STATED EXERCISE >>
Pictures stay out of your copy, but everything else in the records below must be repeated exactly.

┄┄┄┄┄┄┄┄┄┄┄┄┄┄┄┄┄┄┄┄

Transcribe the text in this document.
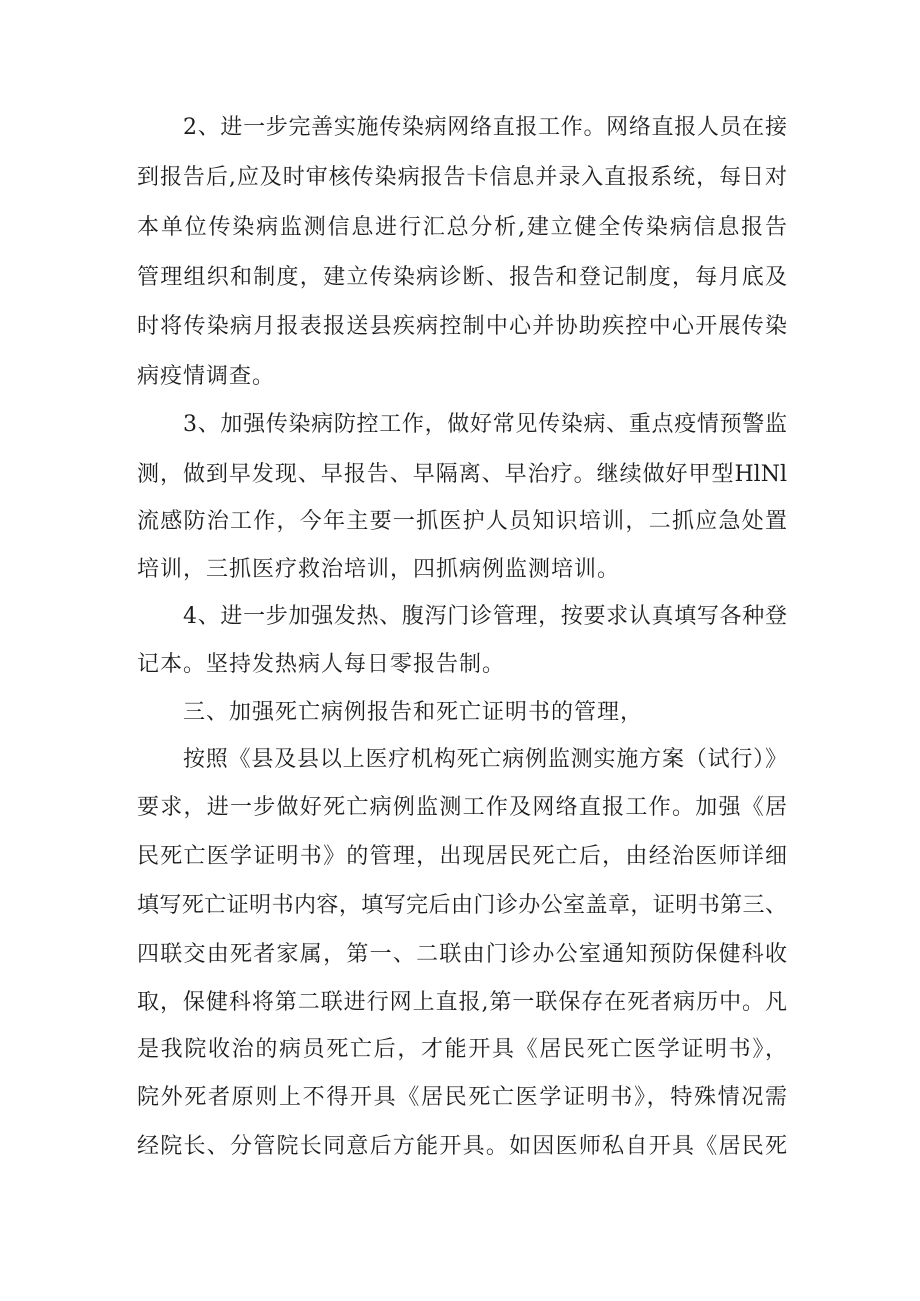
2、进一步完善实施传染病网络直报工作。网络直报人员在接
到报告后,应及时审核传染病报告卡信息并录入直报系统，每日对
本单位传染病监测信息进行汇总分析,建立健全传染病信息报告
管理组织和制度，建立传染病诊断、报告和登记制度，每月底及
时将传染病月报表报送县疾病控制中心并协助疾控中心开展传染
病疫情调查。
3、加强传染病防控工作，做好常见传染病、重点疫情预警监
测，做到早发现、早报告、早隔离、早治疗。继续做好甲型HlNl
流感防治工作，今年主要一抓医护人员知识培训，二抓应急处置
培训，三抓医疗救治培训，四抓病例监测培训。
4、进一步加强发热、腹泻门诊管理，按要求认真填写各种登
记本。坚持发热病人每日零报告制。
三、加强死亡病例报告和死亡证明书的管理，
按照《县及县以上医疗机构死亡病例监测实施方案（试行）》
要求，进一步做好死亡病例监测工作及网络直报工作。加强《居
民死亡医学证明书》的管理，出现居民死亡后，由经治医师详细
填写死亡证明书内容，填写完后由门诊办公室盖章，证明书第三、
四联交由死者家属，第一、二联由门诊办公室通知预防保健科收
取，保健科将第二联进行网上直报,第一联保存在死者病历中。凡
是我院收治的病员死亡后，才能开具《居民死亡医学证明书》，
院外死者原则上不得开具《居民死亡医学证明书》，特殊情况需
经院长、分管院长同意后方能开具。如因医师私自开具《居民死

┄┄┄┄┄┄┄┄┄┄┄┄┄┄┄┄┄┄┄┄

TASK OUTPUT >>
Transcribe the text in this document.
2、进一步完善实施传染病网络直报工作。网络直报人员在接
到报告后,应及时审核传染病报告卡信息并录入直报系统，每日对
本单位传染病监测信息进行汇总分析,建立健全传染病信息报告
管理组织和制度，建立传染病诊断、报告和登记制度，每月底及
时将传染病月报表报送县疾病控制中心并协助疾控中心开展传染
病疫情调查。
3、加强传染病防控工作，做好常见传染病、重点疫情预警监
测，做到早发现、早报告、早隔离、早治疗。继续做好甲型HlNl
流感防治工作，今年主要一抓医护人员知识培训，二抓应急处置
培训，三抓医疗救治培训，四抓病例监测培训。
4、进一步加强发热、腹泻门诊管理，按要求认真填写各种登
记本。坚持发热病人每日零报告制。
三、加强死亡病例报告和死亡证明书的管理，
按照《县及县以上医疗机构死亡病例监测实施方案（试行）》
要求，进一步做好死亡病例监测工作及网络直报工作。加强《居
民死亡医学证明书》的管理，出现居民死亡后，由经治医师详细
填写死亡证明书内容，填写完后由门诊办公室盖章，证明书第三、
四联交由死者家属，第一、二联由门诊办公室通知预防保健科收
取，保健科将第二联进行网上直报,第一联保存在死者病历中。凡
是我院收治的病员死亡后，才能开具《居民死亡医学证明书》，
院外死者原则上不得开具《居民死亡医学证明书》，特殊情况需
经院长、分管院长同意后方能开具。如因医师私自开具《居民死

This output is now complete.